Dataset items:
[start]

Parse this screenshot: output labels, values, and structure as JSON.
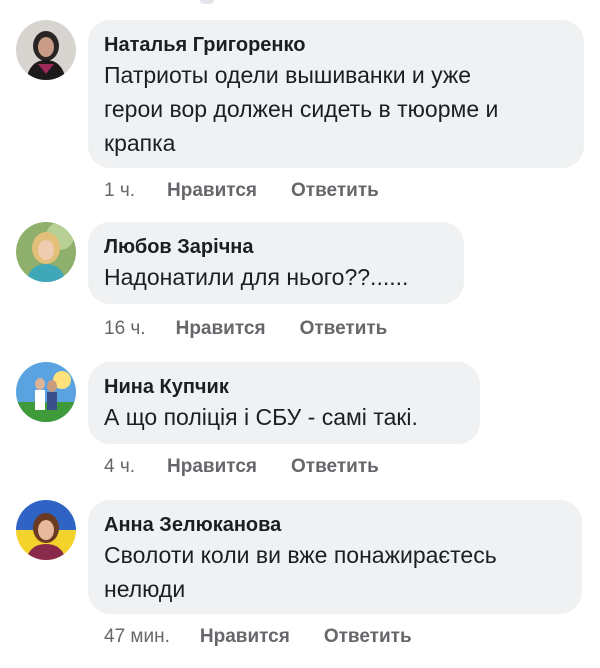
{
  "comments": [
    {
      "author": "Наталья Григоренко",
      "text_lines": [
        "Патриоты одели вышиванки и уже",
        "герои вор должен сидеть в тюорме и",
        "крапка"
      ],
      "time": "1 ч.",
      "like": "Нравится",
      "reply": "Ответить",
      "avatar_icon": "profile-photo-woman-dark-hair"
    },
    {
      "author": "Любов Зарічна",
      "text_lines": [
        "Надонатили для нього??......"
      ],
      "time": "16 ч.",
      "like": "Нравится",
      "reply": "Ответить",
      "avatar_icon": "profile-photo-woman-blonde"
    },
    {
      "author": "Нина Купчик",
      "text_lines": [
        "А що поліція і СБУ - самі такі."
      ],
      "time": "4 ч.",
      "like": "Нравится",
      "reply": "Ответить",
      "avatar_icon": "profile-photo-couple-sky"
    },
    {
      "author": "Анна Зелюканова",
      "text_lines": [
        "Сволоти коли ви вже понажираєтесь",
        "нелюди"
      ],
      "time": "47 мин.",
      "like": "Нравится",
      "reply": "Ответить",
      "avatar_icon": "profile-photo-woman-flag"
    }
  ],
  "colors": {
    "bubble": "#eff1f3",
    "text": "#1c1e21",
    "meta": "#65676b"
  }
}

[end]

Omit every picture, then repeat the remaining data exactly as it appears above.

=== THE REPLY ===
Parse this screenshot: output labels, values, and structure as JSON.
{
  "comments": [
    {
      "author": "Наталья Григоренко",
      "text_lines": [
        "Патриоты одели вышиванки и уже",
        "герои вор должен сидеть в тюорме и",
        "крапка"
      ],
      "time": "1 ч.",
      "like": "Нравится",
      "reply": "Ответить",
      "avatar_icon": "profile-photo-woman-dark-hair"
    },
    {
      "author": "Любов Зарічна",
      "text_lines": [
        "Надонатили для нього??......"
      ],
      "time": "16 ч.",
      "like": "Нравится",
      "reply": "Ответить",
      "avatar_icon": "profile-photo-woman-blonde"
    },
    {
      "author": "Нина Купчик",
      "text_lines": [
        "А що поліція і СБУ - самі такі."
      ],
      "time": "4 ч.",
      "like": "Нравится",
      "reply": "Ответить",
      "avatar_icon": "profile-photo-couple-sky"
    },
    {
      "author": "Анна Зелюканова",
      "text_lines": [
        "Сволоти коли ви вже понажираєтесь",
        "нелюди"
      ],
      "time": "47 мин.",
      "like": "Нравится",
      "reply": "Ответить",
      "avatar_icon": "profile-photo-woman-flag"
    }
  ],
  "colors": {
    "bubble": "#eff1f3",
    "text": "#1c1e21",
    "meta": "#65676b"
  }
}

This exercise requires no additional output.